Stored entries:
↓

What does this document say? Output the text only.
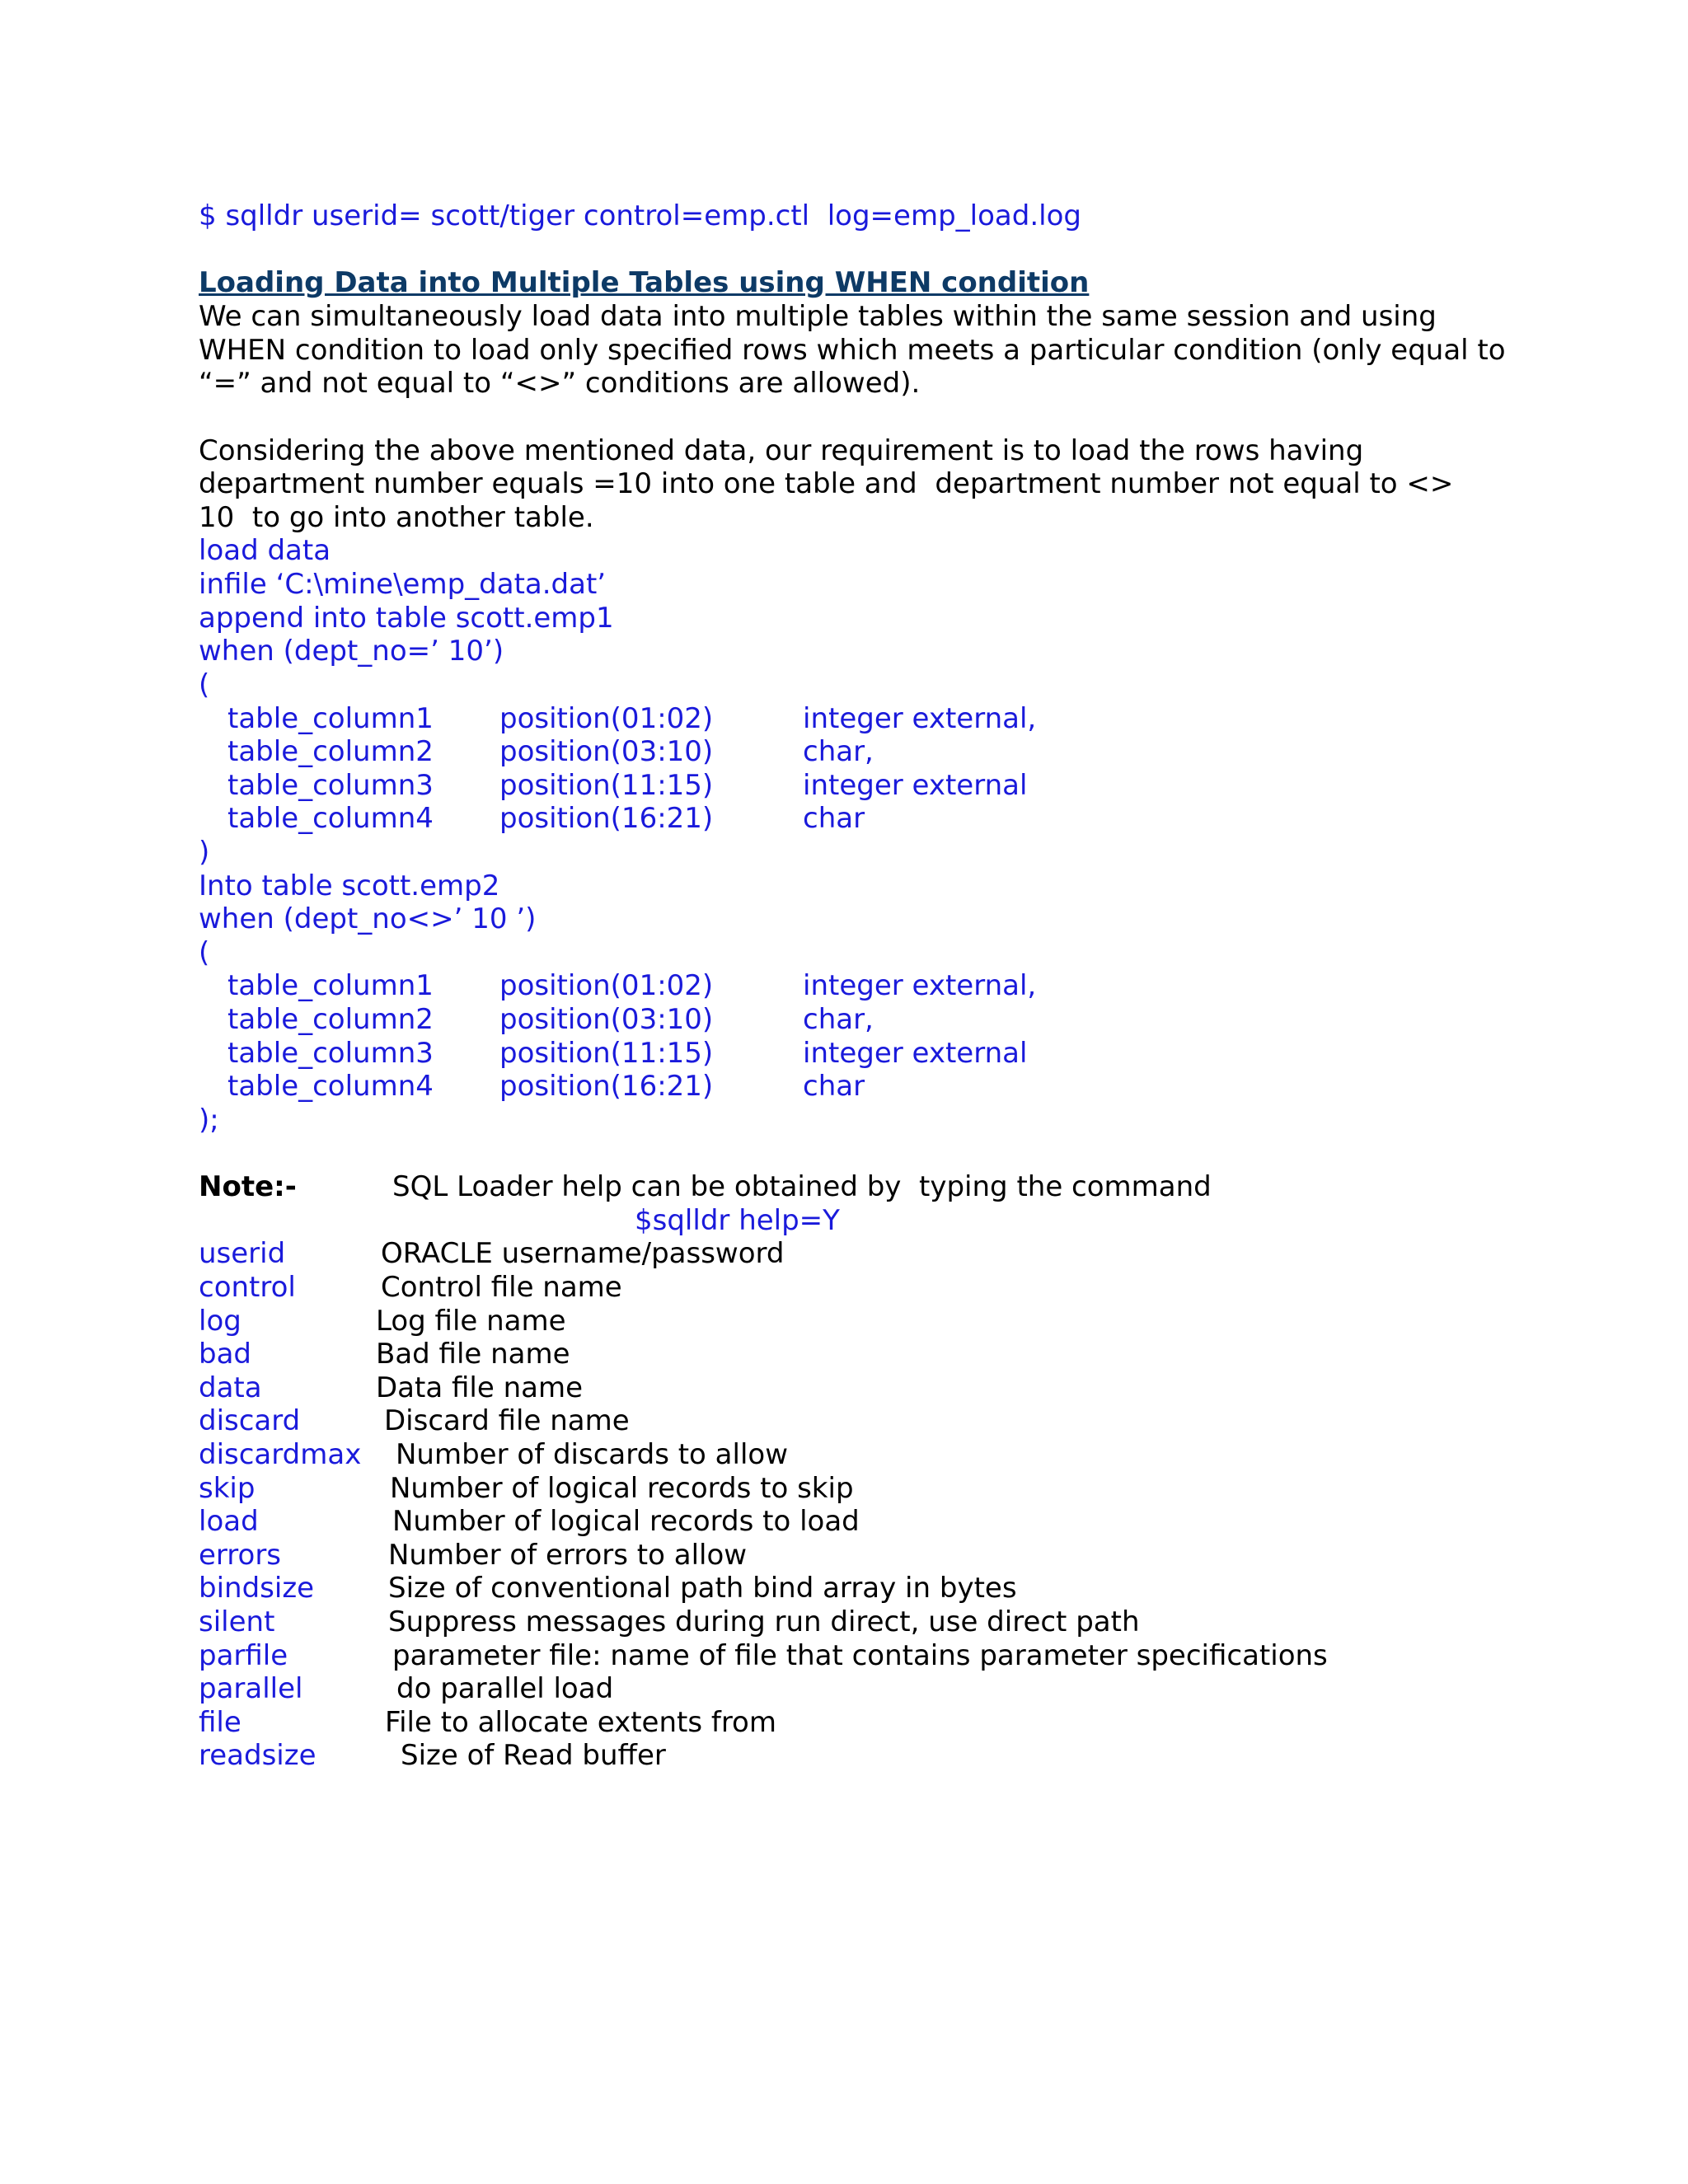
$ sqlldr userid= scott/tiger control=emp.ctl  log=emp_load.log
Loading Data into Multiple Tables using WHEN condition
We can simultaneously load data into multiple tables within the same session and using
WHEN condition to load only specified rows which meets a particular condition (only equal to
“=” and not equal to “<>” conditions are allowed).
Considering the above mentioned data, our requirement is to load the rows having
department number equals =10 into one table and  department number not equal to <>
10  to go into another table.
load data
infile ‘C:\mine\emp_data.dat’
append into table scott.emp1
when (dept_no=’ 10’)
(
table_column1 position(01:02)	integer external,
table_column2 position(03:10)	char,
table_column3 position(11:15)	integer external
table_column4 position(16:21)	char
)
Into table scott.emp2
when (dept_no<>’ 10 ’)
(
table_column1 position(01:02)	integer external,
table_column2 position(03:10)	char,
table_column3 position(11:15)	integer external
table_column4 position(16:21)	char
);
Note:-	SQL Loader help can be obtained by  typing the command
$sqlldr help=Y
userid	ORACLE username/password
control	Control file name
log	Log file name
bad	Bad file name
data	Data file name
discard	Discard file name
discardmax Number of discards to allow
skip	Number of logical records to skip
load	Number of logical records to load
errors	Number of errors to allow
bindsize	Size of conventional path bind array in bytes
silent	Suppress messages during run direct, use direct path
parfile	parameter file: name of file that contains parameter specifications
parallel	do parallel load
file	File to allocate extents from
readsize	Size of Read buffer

↑

THE PROBLEM:
Copy the material above exactly and drop the pictures.

TASK SOLUTION:
What does this document say? Output the text only.
$ sqlldr userid= scott/tiger control=emp.ctl  log=emp_load.log
Loading Data into Multiple Tables using WHEN condition
We can simultaneously load data into multiple tables within the same session and using
WHEN condition to load only specified rows which meets a particular condition (only equal to
“=” and not equal to “<>” conditions are allowed).
Considering the above mentioned data, our requirement is to load the rows having
department number equals =10 into one table and  department number not equal to <>
10  to go into another table.
load data
infile ‘C:\mine\emp_data.dat’
append into table scott.emp1
when (dept_no=’ 10’)
(
table_column1 position(01:02)	integer external,
table_column2 position(03:10)	char,
table_column3 position(11:15)	integer external
table_column4 position(16:21)	char
)
Into table scott.emp2
when (dept_no<>’ 10 ’)
(
table_column1 position(01:02)	integer external,
table_column2 position(03:10)	char,
table_column3 position(11:15)	integer external
table_column4 position(16:21)	char
);
Note:-	SQL Loader help can be obtained by  typing the command
$sqlldr help=Y
userid	ORACLE username/password
control	Control file name
log	Log file name
bad	Bad file name
data	Data file name
discard	Discard file name
discardmax Number of discards to allow
skip	Number of logical records to skip
load	Number of logical records to load
errors	Number of errors to allow
bindsize	Size of conventional path bind array in bytes
silent	Suppress messages during run direct, use direct path
parfile	parameter file: name of file that contains parameter specifications
parallel	do parallel load
file	File to allocate extents from
readsize	Size of Read buffer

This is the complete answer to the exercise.